[Start]
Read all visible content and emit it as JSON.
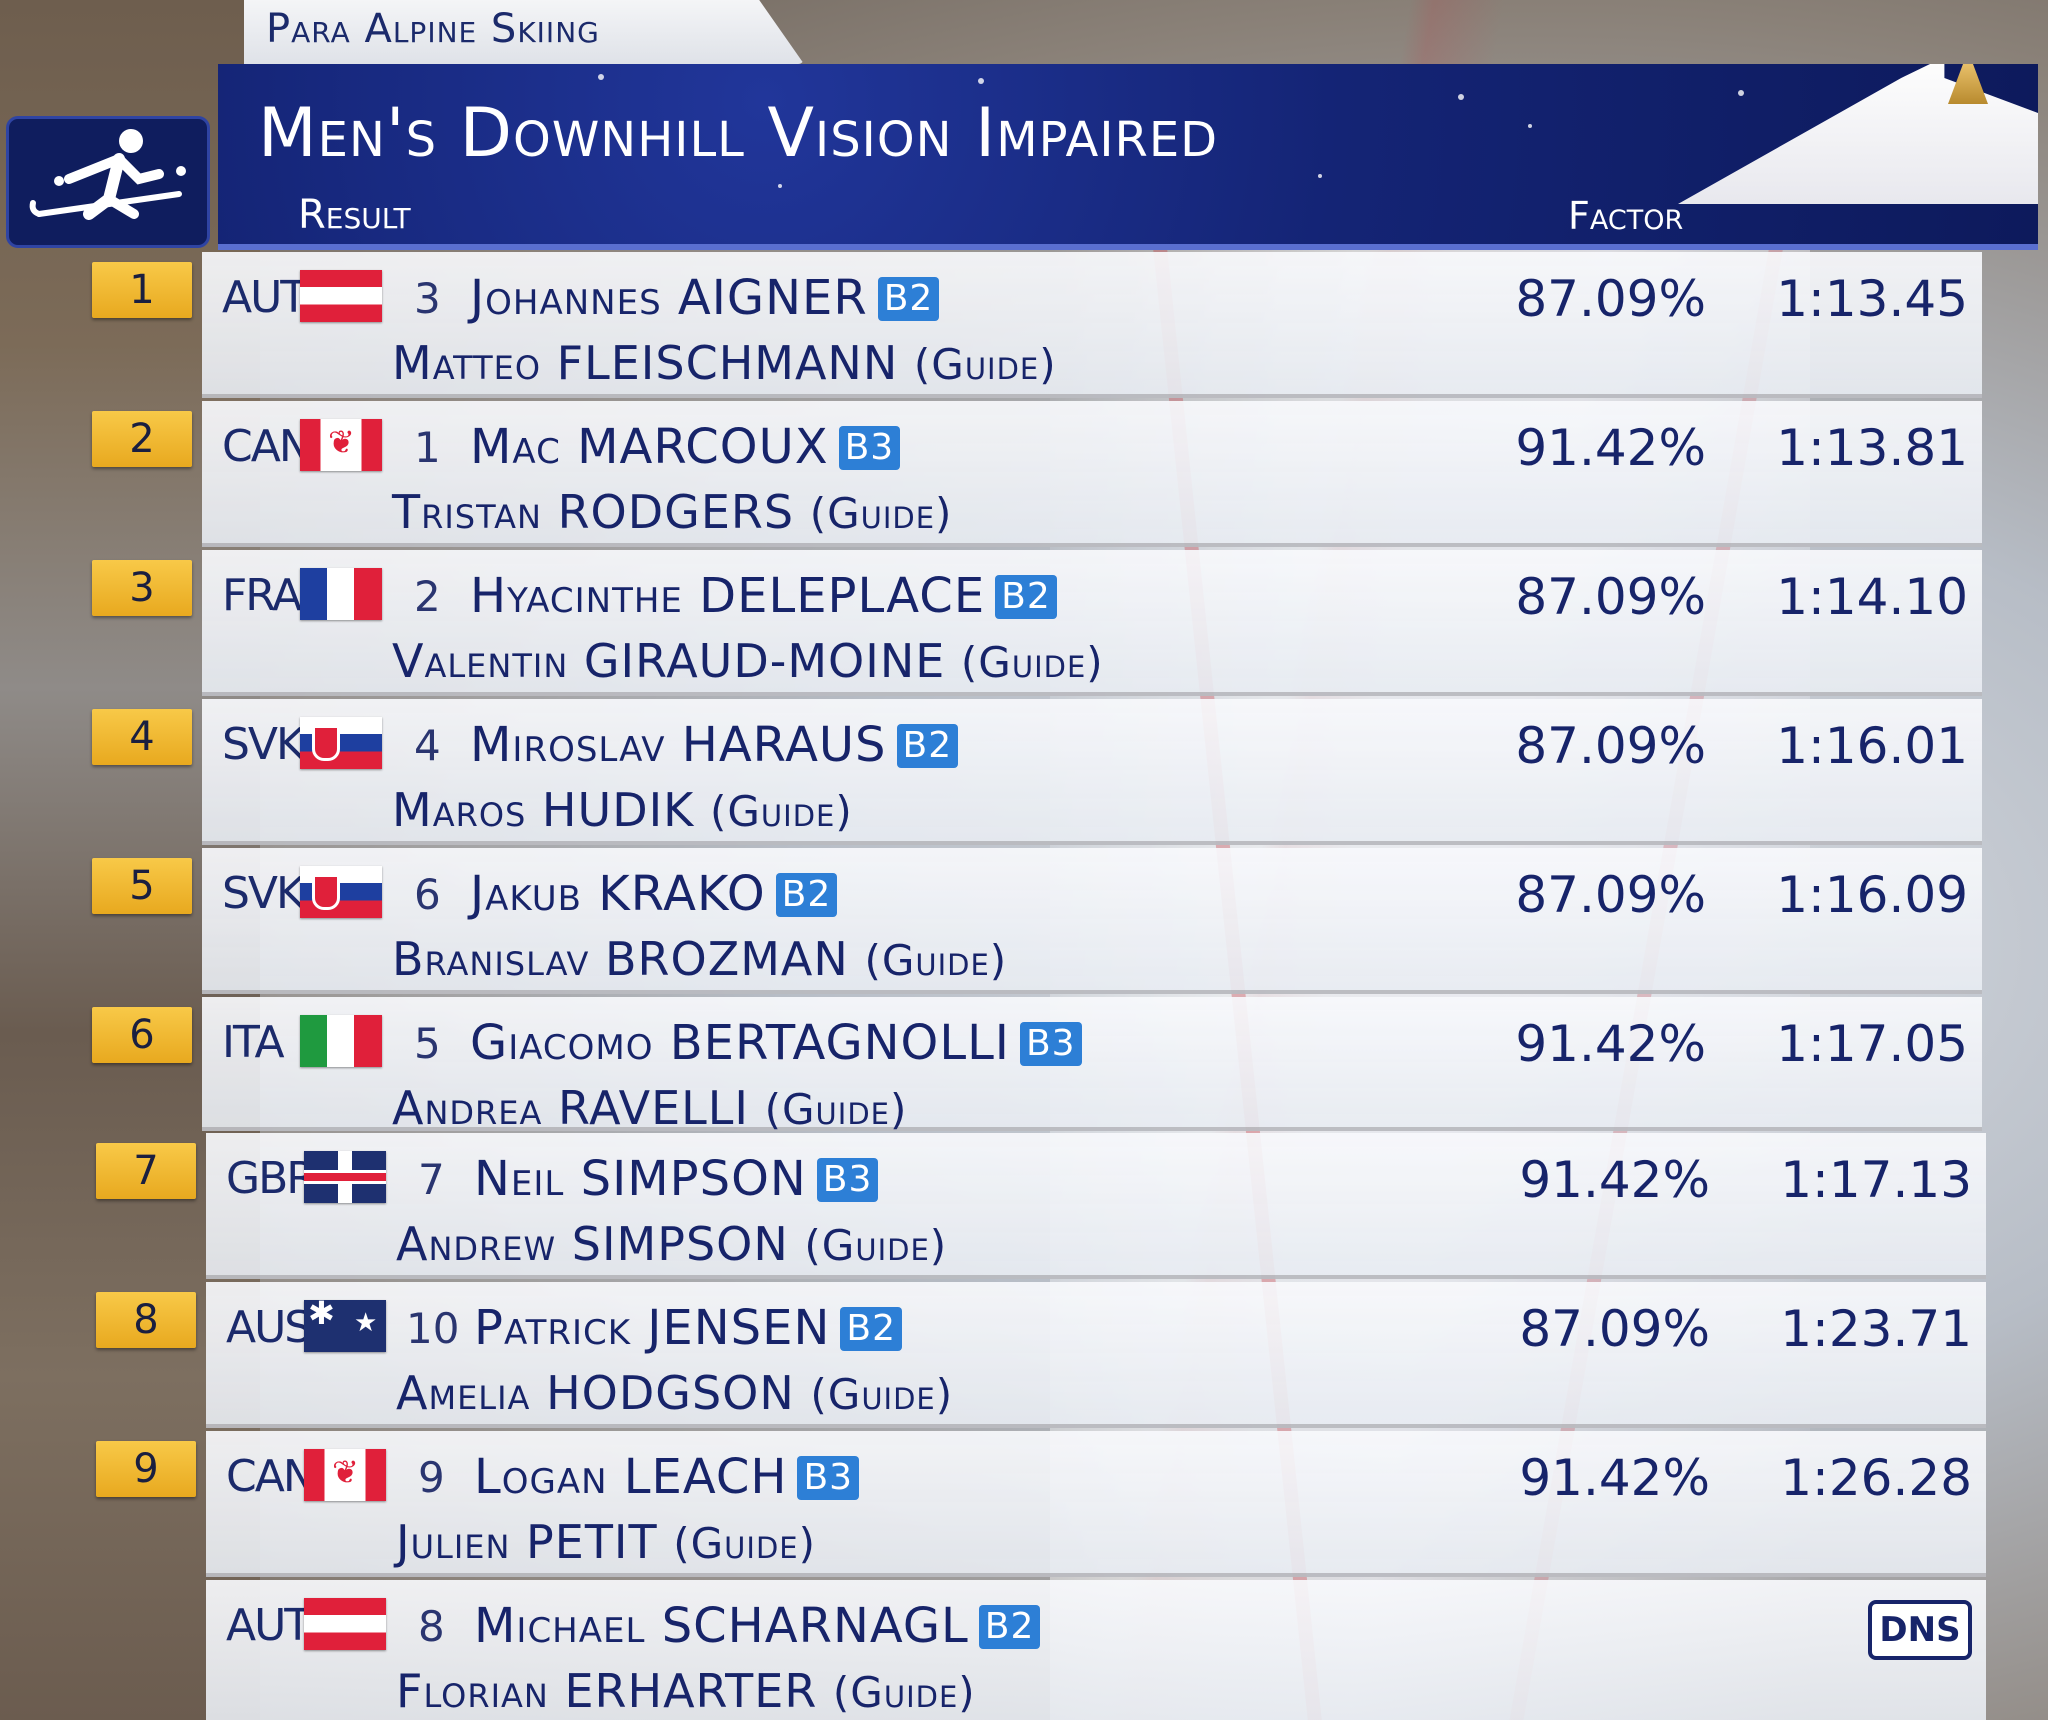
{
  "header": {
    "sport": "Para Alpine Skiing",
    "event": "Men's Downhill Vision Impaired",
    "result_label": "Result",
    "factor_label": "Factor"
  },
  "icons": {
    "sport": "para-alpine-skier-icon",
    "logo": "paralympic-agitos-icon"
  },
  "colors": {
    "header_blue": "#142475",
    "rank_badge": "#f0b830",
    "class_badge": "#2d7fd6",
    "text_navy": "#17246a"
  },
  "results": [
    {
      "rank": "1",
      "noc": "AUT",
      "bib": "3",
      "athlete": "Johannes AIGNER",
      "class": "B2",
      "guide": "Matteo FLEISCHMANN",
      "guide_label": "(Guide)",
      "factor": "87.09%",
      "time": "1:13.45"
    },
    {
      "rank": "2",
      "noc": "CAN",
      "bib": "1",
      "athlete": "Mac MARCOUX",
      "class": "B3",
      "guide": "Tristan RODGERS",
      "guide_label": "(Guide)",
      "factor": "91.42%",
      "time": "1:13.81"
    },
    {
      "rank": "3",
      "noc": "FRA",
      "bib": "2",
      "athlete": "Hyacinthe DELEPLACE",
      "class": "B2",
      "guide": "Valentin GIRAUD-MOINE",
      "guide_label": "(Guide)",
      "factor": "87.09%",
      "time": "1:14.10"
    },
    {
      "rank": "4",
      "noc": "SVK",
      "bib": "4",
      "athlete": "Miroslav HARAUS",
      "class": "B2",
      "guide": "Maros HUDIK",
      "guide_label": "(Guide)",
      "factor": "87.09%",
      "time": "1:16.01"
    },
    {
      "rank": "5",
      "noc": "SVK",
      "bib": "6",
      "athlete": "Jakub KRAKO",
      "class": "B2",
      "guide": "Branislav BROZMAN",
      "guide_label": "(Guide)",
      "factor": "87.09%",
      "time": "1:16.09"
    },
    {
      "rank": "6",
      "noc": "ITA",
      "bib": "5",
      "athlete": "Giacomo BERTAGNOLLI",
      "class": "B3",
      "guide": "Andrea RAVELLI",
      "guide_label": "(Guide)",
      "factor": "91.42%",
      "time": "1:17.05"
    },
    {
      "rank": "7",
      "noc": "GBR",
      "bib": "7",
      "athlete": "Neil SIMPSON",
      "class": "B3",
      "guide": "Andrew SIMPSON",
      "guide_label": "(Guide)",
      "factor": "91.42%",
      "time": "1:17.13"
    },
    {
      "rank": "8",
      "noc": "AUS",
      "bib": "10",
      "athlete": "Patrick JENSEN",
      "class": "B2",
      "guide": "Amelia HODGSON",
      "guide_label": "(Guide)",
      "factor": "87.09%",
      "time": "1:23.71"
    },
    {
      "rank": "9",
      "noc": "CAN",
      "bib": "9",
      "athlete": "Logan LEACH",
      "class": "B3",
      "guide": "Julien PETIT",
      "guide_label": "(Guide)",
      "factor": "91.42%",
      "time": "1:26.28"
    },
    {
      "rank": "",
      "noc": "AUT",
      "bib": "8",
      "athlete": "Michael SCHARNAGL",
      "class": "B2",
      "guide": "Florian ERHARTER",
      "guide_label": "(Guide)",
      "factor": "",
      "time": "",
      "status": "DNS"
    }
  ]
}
[End]
In the entries above, find every line holding the word "sport" and copy it out.

» RESPONSE:
    "sport": "Para Alpine Skiing",
    "sport": "para-alpine-skier-icon",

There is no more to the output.